## [WHAT IS REQUIRED]
Go through the listing and return every line with "levels" in it.

* START *

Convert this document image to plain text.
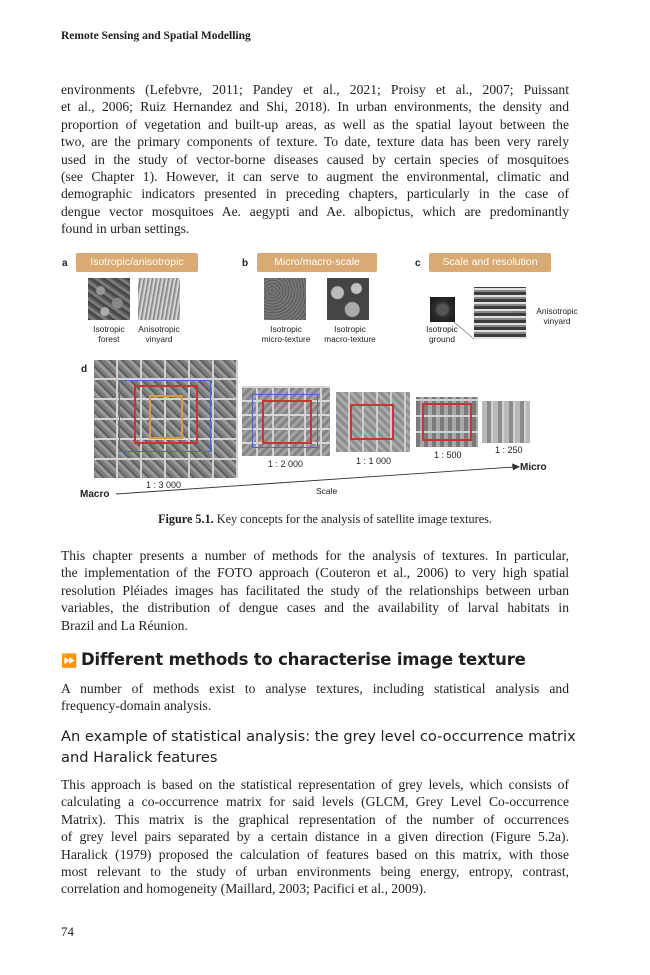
Remote Sensing and Spatial Modelling
environments (Lefebvre, 2011; Pandey et al., 2021; Proisy et al., 2007; Puissant
et al., 2006; Ruiz Hernandez and Shi, 2018). In urban environments, the density and
proportion of vegetation and built-up areas, as well as the spatial layout between the
two, are the primary components of texture. To date, texture data has been very rarely
used in the study of vector-borne diseases caused by certain species of mosquitoes
(see Chapter 1). However, it can serve to augment the environmental, climatic and
demographic indicators presented in preceding chapters, particularly in the case of
dengue vector mosquitoes Ae. aegypti and Ae. albopictus, which are predominantly
found in urban settings.
a	Isotropic/anisotropic
Isotropic
forest
Anisotropic
vinyard
b	Micro/macro-scale
Isotropic
micro-texture
Isotropic
macro-texture
c	Scale and resolution
Isotropic
ground
Anisotropic
vinyard
d
1 : 3 000
1 : 2 000	1 : 1 000
1 : 500	1 : 250
Macro	Scale
Micro
Figure 5.1. Key concepts for the analysis of satellite image textures.
This chapter presents a number of methods for the analysis of textures. In particular,
the implementation of the FOTO approach (Couteron et al., 2006) to very high spatial
resolution Pléiades images has facilitated the study of the relationships between urban
variables, the distribution of dengue cases and the availability of larval habitats in
Brazil and La Réunion.
⏩ Different methods to characterise image texture
A number of methods exist to analyse textures, including statistical analysis and
frequency-domain analysis.
An example of statistical analysis: the grey level co-occurrence matrix
and Haralick features
This approach is based on the statistical representation of grey levels, which consists of
calculating a co-occurrence matrix for said levels (GLCM, Grey Level Co-occurrence
Matrix). This matrix is the graphical representation of the number of occurrences
of grey level pairs separated by a certain distance in a given direction (Figure 5.2a).
Haralick (1979) proposed the calculation of features based on this matrix, with those
most relevant to the study of urban environments being energy, entropy, contrast,
correlation and homogeneity (Maillard, 2003; Pacifici et al., 2009).
74
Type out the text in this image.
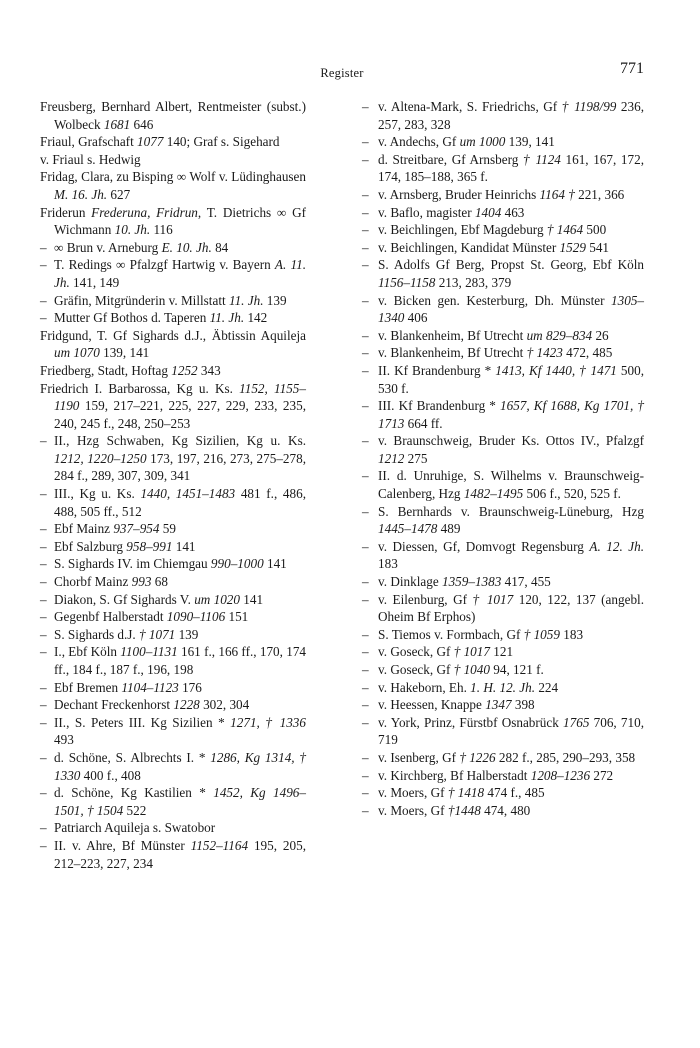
Register	771
Freusberg, Bernhard Albert, Rentmeister (subst.) Wolbeck 1681 646
Friaul, Grafschaft 1077 140; Graf s. Sigehard
v. Friaul s. Hedwig
Fridag, Clara, zu Bisping ∞ Wolf v. Lüdinghausen M. 16. Jh. 627
Friderun Frederuna, Fridrun, T. Dietrichs ∞ Gf Wichmann 10. Jh. 116
– ∞ Brun v. Arneburg E. 10. Jh. 84
– T. Redings ∞ Pfalzgf Hartwig v. Bayern A. 11. Jh. 141, 149
– Gräfin, Mitgründerin v. Millstatt 11. Jh. 139
– Mutter Gf Bothos d. Taperen 11. Jh. 142
Fridgund, T. Gf Sighards d.J., Äbtissin Aquileja um 1070 139, 141
Friedberg, Stadt, Hoftag 1252 343
Friedrich I. Barbarossa, Kg u. Ks. 1152, 1155–1190 159, 217–221, 225, 227, 229, 233, 235, 240, 245 f., 248, 250–253
– II., Hzg Schwaben, Kg Sizilien, Kg u. Ks. 1212, 1220–1250 173, 197, 216, 273, 275–278, 284 f., 289, 307, 309, 341
– III., Kg u. Ks. 1440, 1451–1483 481 f., 486, 488, 505 ff., 512
– Ebf Mainz 937–954 59
– Ebf Salzburg 958–991 141
– S. Sighards IV. im Chiemgau 990–1000 141
– Chorbf Mainz 993 68
– Diakon, S. Gf Sighards V. um 1020 141
– Gegenbf Halberstadt 1090–1106 151
– S. Sighards d.J. † 1071 139
– I., Ebf Köln 1100–1131 161 f., 166 ff., 170, 174 ff., 184 f., 187 f., 196, 198
– Ebf Bremen 1104–1123 176
– Dechant Freckenhorst 1228 302, 304
– II., S. Peters III. Kg Sizilien * 1271, † 1336 493
– d. Schöne, S. Albrechts I. * 1286, Kg 1314, † 1330 400 f., 408
– d. Schöne, Kg Kastilien * 1452, Kg 1496–1501, † 1504 522
– Patriarch Aquileja s. Swatobor
– II. v. Ahre, Bf Münster 1152–1164 195, 205, 212–223, 227, 234
– v. Altena-Mark, S. Friedrichs, Gf † 1198/99 236, 257, 283, 328
– v. Andechs, Gf um 1000 139, 141
– d. Streitbare, Gf Arnsberg † 1124 161, 167, 172, 174, 185–188, 365 f.
– v. Arnsberg, Bruder Heinrichs 1164 † 221, 366
– v. Baflo, magister 1404 463
– v. Beichlingen, Ebf Magdeburg † 1464 500
– v. Beichlingen, Kandidat Münster 1529 541
– S. Adolfs Gf Berg, Propst St. Georg, Ebf Köln 1156–1158 213, 283, 379
– v. Bicken gen. Kesterburg, Dh. Münster 1305–1340 406
– v. Blankenheim, Bf Utrecht um 829–834 26
– v. Blankenheim, Bf Utrecht † 1423 472, 485
– II. Kf Brandenburg * 1413, Kf 1440, † 1471 500, 530 f.
– III. Kf Brandenburg * 1657, Kf 1688, Kg 1701, † 1713 664 ff.
– v. Braunschweig, Bruder Ks. Ottos IV., Pfalzgf 1212 275
– II. d. Unruhige, S. Wilhelms v. Braunschweig-Calenberg, Hzg 1482–1495 506 f., 520, 525 f.
– S. Bernhards v. Braunschweig-Lüneburg, Hzg 1445–1478 489
– v. Diessen, Gf, Domvogt Regensburg A. 12. Jh. 183
– v. Dinklage 1359–1383 417, 455
– v. Eilenburg, Gf † 1017 120, 122, 137 (angebl. Oheim Bf Erphos)
– S. Tiemos v. Formbach, Gf † 1059 183
– v. Goseck, Gf † 1017 121
– v. Goseck, Gf † 1040 94, 121 f.
– v. Hakeborn, Eh. 1. H. 12. Jh. 224
– v. Heessen, Knappe 1347 398
– v. York, Prinz, Fürstbf Osnabrück 1765 706, 710, 719
– v. Isenberg, Gf † 1226 282 f., 285, 290–293, 358
– v. Kirchberg, Bf Halberstadt 1208–1236 272
– v. Moers, Gf † 1418 474 f., 485
– v. Moers, Gf †1448 474, 480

* END *

## [SOLUTION FOR THIS EXERCISE]
This approach is based on the statistical representation of grey levels, which consists of
calculating a co-occurrence matrix for said levels (GLCM, Grey Level Co-occurrence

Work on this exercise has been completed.